Directions |
Search the material below for the string "takson" and extract each line that has it.

═══ Exercise materials ═══

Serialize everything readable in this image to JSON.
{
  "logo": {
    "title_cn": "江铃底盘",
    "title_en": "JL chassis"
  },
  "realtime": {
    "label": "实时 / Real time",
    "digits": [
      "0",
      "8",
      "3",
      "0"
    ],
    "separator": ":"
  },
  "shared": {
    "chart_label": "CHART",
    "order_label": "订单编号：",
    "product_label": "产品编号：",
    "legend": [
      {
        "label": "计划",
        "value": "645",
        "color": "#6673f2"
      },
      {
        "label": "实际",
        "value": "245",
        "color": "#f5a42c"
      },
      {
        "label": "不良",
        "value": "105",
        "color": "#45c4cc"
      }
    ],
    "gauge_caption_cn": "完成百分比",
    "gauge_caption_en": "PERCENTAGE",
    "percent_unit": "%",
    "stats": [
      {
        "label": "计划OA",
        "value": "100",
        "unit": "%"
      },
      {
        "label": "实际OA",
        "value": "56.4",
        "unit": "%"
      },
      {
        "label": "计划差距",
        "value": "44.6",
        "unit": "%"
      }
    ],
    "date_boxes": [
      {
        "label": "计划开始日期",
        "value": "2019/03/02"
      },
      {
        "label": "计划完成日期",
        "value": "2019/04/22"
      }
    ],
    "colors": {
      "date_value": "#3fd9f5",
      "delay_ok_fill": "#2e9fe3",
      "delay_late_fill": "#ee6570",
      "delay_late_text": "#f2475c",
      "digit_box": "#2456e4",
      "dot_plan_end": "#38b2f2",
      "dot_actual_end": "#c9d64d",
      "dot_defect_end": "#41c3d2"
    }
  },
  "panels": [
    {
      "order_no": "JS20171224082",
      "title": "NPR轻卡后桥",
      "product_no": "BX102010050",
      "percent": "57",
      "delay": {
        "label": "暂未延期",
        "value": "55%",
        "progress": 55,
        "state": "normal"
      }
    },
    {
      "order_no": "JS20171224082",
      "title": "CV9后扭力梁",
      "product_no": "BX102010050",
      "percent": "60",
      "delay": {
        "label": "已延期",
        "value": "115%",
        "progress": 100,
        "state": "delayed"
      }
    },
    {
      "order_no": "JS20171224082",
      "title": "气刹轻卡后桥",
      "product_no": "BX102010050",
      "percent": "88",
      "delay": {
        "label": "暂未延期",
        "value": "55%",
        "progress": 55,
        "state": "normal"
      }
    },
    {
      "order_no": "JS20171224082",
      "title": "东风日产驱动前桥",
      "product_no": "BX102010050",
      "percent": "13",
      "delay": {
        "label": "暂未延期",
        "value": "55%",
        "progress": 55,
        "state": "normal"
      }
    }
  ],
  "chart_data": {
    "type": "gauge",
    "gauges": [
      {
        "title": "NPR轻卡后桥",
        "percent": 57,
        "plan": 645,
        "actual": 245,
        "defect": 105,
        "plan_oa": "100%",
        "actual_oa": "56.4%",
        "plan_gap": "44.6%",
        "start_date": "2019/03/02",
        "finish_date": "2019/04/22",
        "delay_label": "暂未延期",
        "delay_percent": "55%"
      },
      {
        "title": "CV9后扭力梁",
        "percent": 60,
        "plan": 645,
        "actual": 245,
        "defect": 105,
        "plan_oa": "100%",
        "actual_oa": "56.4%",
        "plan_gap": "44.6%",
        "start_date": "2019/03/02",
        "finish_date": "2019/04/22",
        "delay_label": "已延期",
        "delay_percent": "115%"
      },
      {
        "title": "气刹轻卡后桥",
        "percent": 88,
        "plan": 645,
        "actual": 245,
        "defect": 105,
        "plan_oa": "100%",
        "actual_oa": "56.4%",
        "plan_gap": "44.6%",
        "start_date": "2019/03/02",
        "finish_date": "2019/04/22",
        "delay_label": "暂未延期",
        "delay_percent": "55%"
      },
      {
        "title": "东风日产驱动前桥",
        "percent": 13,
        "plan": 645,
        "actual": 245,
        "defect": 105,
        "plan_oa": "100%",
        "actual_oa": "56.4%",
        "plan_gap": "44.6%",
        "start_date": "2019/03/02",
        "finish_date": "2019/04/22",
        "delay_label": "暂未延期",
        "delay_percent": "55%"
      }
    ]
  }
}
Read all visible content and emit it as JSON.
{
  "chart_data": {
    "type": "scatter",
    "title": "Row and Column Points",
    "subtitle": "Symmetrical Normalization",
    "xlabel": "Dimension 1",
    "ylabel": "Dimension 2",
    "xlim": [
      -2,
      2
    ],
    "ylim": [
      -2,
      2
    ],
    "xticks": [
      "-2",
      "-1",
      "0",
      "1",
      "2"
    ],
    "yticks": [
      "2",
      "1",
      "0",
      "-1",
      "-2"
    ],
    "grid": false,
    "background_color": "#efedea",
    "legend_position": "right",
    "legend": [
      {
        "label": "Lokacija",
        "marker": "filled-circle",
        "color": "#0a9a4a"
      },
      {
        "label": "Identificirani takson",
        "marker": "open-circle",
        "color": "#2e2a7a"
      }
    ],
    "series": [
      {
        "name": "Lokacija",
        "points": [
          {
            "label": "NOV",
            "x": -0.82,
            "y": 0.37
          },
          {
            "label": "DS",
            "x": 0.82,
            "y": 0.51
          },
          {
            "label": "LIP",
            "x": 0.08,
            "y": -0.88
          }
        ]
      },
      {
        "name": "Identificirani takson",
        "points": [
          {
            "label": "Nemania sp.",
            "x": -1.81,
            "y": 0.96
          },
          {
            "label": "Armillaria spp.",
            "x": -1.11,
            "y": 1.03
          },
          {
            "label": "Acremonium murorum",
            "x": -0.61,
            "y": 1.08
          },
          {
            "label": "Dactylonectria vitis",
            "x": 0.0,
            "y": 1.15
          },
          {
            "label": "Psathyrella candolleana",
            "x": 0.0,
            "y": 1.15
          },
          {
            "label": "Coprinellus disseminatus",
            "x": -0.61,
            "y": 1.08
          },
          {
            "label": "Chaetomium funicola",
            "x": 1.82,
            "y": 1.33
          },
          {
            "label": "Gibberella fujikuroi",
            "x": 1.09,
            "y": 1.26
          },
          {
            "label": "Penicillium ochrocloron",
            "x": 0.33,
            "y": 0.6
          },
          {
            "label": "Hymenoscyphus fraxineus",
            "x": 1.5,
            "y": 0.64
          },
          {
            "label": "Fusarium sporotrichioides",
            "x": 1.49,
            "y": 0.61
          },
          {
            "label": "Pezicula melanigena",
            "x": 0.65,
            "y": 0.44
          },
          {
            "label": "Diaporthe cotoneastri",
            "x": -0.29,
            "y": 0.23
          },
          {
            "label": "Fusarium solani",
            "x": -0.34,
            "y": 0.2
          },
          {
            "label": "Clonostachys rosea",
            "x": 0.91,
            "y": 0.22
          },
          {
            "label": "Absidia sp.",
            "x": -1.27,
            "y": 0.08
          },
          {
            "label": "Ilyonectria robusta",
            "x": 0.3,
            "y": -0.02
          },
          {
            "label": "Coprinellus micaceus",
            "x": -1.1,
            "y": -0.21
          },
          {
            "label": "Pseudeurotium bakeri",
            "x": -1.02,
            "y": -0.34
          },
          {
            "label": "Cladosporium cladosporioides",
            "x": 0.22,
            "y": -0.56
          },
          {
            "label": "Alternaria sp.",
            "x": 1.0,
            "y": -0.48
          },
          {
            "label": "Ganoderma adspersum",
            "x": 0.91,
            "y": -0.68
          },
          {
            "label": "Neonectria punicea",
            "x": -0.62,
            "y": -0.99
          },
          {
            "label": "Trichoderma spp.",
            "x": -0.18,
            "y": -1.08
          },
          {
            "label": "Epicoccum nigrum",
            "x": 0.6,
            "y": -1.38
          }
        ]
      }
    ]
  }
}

═══

Worked solution |
        "label": "Identificirani takson",
        "name": "Identificirani takson",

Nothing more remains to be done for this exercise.